◆ Task objective:
Under this task are some entries; return every one of them exactly.

+++

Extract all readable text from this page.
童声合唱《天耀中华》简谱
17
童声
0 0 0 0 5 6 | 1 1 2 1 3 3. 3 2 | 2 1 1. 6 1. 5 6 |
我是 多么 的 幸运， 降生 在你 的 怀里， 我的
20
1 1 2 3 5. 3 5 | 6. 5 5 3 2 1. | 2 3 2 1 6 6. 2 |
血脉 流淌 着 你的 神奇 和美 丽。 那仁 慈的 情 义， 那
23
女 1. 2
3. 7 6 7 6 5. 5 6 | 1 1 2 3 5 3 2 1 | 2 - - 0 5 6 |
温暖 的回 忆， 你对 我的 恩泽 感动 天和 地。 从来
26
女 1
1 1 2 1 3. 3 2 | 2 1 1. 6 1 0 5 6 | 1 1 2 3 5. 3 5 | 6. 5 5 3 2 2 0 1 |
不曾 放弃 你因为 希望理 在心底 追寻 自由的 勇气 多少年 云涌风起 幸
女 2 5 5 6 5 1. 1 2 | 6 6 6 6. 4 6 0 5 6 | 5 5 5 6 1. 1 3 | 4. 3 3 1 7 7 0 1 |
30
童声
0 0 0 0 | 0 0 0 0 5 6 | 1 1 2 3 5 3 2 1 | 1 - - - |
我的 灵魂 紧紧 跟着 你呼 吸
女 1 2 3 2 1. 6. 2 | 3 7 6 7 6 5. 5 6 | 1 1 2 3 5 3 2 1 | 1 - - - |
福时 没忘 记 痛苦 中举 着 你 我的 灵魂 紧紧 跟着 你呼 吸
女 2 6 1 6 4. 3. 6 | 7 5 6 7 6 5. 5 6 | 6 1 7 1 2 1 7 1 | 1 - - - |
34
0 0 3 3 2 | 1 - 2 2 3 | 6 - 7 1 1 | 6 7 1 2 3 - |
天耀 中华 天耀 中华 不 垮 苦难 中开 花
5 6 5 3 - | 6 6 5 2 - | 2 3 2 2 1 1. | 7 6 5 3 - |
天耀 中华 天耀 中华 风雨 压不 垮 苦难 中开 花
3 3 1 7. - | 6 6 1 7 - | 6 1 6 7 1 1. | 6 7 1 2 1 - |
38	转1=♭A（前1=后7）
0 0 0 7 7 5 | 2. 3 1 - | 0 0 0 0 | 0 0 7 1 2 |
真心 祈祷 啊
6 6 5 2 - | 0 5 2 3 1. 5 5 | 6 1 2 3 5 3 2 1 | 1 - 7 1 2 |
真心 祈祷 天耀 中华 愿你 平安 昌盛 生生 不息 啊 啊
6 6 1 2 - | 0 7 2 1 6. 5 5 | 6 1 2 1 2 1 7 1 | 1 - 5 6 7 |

+++

◆ Answer to this problem:
Extract all readable text from this page.
童声合唱《天耀中华》简谱
17
童声
0 0 0 0 5 6 | 1 1 2 1 3 3. 3 2 | 2 1 1. 6 1. 5 6 |
我是 多么 的 幸运， 降生 在你 的 怀里， 我的
20
1 1 2 3 5. 3 5 | 6. 5 5 3 2 1. | 2 3 2 1 6 6. 2 |
血脉 流淌 着 你的 神奇 和美 丽。 那仁 慈的 情 义， 那
23
女 1. 2
3. 7 6 7 6 5. 5 6 | 1 1 2 3 5 3 2 1 | 2 - - 0 5 6 |
温暖 的回 忆， 你对 我的 恩泽 感动 天和 地。 从来
26
女 1
1 1 2 1 3. 3 2 | 2 1 1. 6 1 0 5 6 | 1 1 2 3 5. 3 5 | 6. 5 5 3 2 2 0 1 |
不曾 放弃 你因为 希望理 在心底 追寻 自由的 勇气 多少年 云涌风起 幸
女 2 5 5 6 5 1. 1 2 | 6 6 6 6. 4 6 0 5 6 | 5 5 5 6 1. 1 3 | 4. 3 3 1 7 7 0 1 |
30
童声
0 0 0 0 | 0 0 0 0 5 6 | 1 1 2 3 5 3 2 1 | 1 - - - |
我的 灵魂 紧紧 跟着 你呼 吸
女 1 2 3 2 1. 6. 2 | 3 7 6 7 6 5. 5 6 | 1 1 2 3 5 3 2 1 | 1 - - - |
福时 没忘 记 痛苦 中举 着 你 我的 灵魂 紧紧 跟着 你呼 吸
女 2 6 1 6 4. 3. 6 | 7 5 6 7 6 5. 5 6 | 6 1 7 1 2 1 7 1 | 1 - - - |
34
0 0 3 3 2 | 1 - 2 2 3 | 6 - 7 1 1 | 6 7 1 2 3 - |
天耀 中华 天耀 中华 不 垮 苦难 中开 花
5 6 5 3 - | 6 6 5 2 - | 2 3 2 2 1 1. | 7 6 5 3 - |
天耀 中华 天耀 中华 风雨 压不 垮 苦难 中开 花
3 3 1 7. - | 6 6 1 7 - | 6 1 6 7 1 1. | 6 7 1 2 1 - |
38	转1=♭A（前1=后7）
0 0 0 7 7 5 | 2. 3 1 - | 0 0 0 0 | 0 0 7 1 2 |
真心 祈祷 啊
6 6 5 2 - | 0 5 2 3 1. 5 5 | 6 1 2 3 5 3 2 1 | 1 - 7 1 2 |
真心 祈祷 天耀 中华 愿你 平安 昌盛 生生 不息 啊 啊
6 6 1 2 - | 0 7 2 1 6. 5 5 | 6 1 2 1 2 1 7 1 | 1 - 5 6 7 |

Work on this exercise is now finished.